Your instructions: Please quote every line word for word.

Supplied data:
BEGIN
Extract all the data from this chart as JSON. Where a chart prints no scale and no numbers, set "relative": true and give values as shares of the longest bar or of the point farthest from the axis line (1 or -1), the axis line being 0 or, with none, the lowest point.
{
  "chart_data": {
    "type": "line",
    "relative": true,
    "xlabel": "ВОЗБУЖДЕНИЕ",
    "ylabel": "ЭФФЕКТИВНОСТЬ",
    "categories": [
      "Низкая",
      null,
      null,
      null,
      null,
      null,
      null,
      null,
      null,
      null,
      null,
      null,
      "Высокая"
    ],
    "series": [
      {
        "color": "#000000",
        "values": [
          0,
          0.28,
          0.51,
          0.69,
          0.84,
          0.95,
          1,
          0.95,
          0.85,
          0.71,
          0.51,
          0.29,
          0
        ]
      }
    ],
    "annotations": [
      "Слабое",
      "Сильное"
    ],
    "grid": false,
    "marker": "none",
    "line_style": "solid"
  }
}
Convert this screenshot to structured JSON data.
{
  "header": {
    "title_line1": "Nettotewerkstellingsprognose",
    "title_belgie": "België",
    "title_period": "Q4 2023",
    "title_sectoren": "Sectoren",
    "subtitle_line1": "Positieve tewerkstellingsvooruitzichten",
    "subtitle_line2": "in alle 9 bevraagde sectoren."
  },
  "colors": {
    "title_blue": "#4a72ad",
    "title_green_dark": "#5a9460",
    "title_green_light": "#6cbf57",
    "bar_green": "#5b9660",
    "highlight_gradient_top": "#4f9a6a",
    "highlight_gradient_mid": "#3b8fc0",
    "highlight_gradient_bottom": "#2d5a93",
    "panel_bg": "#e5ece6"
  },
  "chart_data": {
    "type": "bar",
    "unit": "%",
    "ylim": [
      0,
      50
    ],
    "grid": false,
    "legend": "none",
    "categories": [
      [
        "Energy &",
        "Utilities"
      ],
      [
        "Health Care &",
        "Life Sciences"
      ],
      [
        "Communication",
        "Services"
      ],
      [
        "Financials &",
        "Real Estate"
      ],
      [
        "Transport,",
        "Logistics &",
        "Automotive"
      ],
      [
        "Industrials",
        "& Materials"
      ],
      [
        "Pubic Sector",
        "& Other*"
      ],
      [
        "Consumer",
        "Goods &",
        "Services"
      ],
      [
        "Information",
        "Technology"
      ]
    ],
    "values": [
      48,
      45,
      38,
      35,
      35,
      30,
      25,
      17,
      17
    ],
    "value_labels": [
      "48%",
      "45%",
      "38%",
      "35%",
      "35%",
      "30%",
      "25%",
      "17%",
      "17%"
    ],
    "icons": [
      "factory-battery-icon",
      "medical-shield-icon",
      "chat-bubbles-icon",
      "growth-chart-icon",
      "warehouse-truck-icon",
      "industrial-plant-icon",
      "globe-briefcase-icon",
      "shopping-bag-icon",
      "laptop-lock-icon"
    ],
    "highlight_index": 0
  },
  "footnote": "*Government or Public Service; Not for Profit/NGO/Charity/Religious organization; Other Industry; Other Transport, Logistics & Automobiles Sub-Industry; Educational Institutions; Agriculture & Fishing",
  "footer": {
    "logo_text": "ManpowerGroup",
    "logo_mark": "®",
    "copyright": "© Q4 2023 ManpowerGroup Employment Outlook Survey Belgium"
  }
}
END
Complete answer:
Extract all the data from this chart as JSON. Where a chart prints no scale and no numbers, set "relative": true and give values as shares of the longest bar or of the point farthest from the axis line (1 or -1), the axis line being 0 or, with none, the lowest point.
{
  "chart_data": {
    "type": "line",
    "relative": true,
    "xlabel": "ВОЗБУЖДЕНИЕ",
    "ylabel": "ЭФФЕКТИВНОСТЬ",
    "categories": [
      "Низкая",
      null,
      null,
      null,
      null,
      null,
      null,
      null,
      null,
      null,
      null,
      null,
      "Высокая"
    ],
    "series": [
      {
        "color": "#000000",
        "values": [
          0,
          0.28,
          0.51,
          0.69,
          0.84,
          0.95,
          1,
          0.95,
          0.85,
          0.71,
          0.51,
          0.29,
          0
        ]
      }
    ],
    "annotations": [
      "Слабое",
      "Сильное"
    ],
    "grid": false,
    "marker": "none",
    "line_style": "solid"
  }
}
Convert this screenshot to structured JSON data.
{
  "header": {
    "title_line1": "Nettotewerkstellingsprognose",
    "title_belgie": "België",
    "title_period": "Q4 2023",
    "title_sectoren": "Sectoren",
    "subtitle_line1": "Positieve tewerkstellingsvooruitzichten",
    "subtitle_line2": "in alle 9 bevraagde sectoren."
  },
  "colors": {
    "title_blue": "#4a72ad",
    "title_green_dark": "#5a9460",
    "title_green_light": "#6cbf57",
    "bar_green": "#5b9660",
    "highlight_gradient_top": "#4f9a6a",
    "highlight_gradient_mid": "#3b8fc0",
    "highlight_gradient_bottom": "#2d5a93",
    "panel_bg": "#e5ece6"
  },
  "chart_data": {
    "type": "bar",
    "unit": "%",
    "ylim": [
      0,
      50
    ],
    "grid": false,
    "legend": "none",
    "categories": [
      [
        "Energy &",
        "Utilities"
      ],
      [
        "Health Care &",
        "Life Sciences"
      ],
      [
        "Communication",
        "Services"
      ],
      [
        "Financials &",
        "Real Estate"
      ],
      [
        "Transport,",
        "Logistics &",
        "Automotive"
      ],
      [
        "Industrials",
        "& Materials"
      ],
      [
        "Pubic Sector",
        "& Other*"
      ],
      [
        "Consumer",
        "Goods &",
        "Services"
      ],
      [
        "Information",
        "Technology"
      ]
    ],
    "values": [
      48,
      45,
      38,
      35,
      35,
      30,
      25,
      17,
      17
    ],
    "value_labels": [
      "48%",
      "45%",
      "38%",
      "35%",
      "35%",
      "30%",
      "25%",
      "17%",
      "17%"
    ],
    "icons": [
      "factory-battery-icon",
      "medical-shield-icon",
      "chat-bubbles-icon",
      "growth-chart-icon",
      "warehouse-truck-icon",
      "industrial-plant-icon",
      "globe-briefcase-icon",
      "shopping-bag-icon",
      "laptop-lock-icon"
    ],
    "highlight_index": 0
  },
  "footnote": "*Government or Public Service; Not for Profit/NGO/Charity/Religious organization; Other Industry; Other Transport, Logistics & Automobiles Sub-Industry; Educational Institutions; Agriculture & Fishing",
  "footer": {
    "logo_text": "ManpowerGroup",
    "logo_mark": "®",
    "copyright": "© Q4 2023 ManpowerGroup Employment Outlook Survey Belgium"
  }
}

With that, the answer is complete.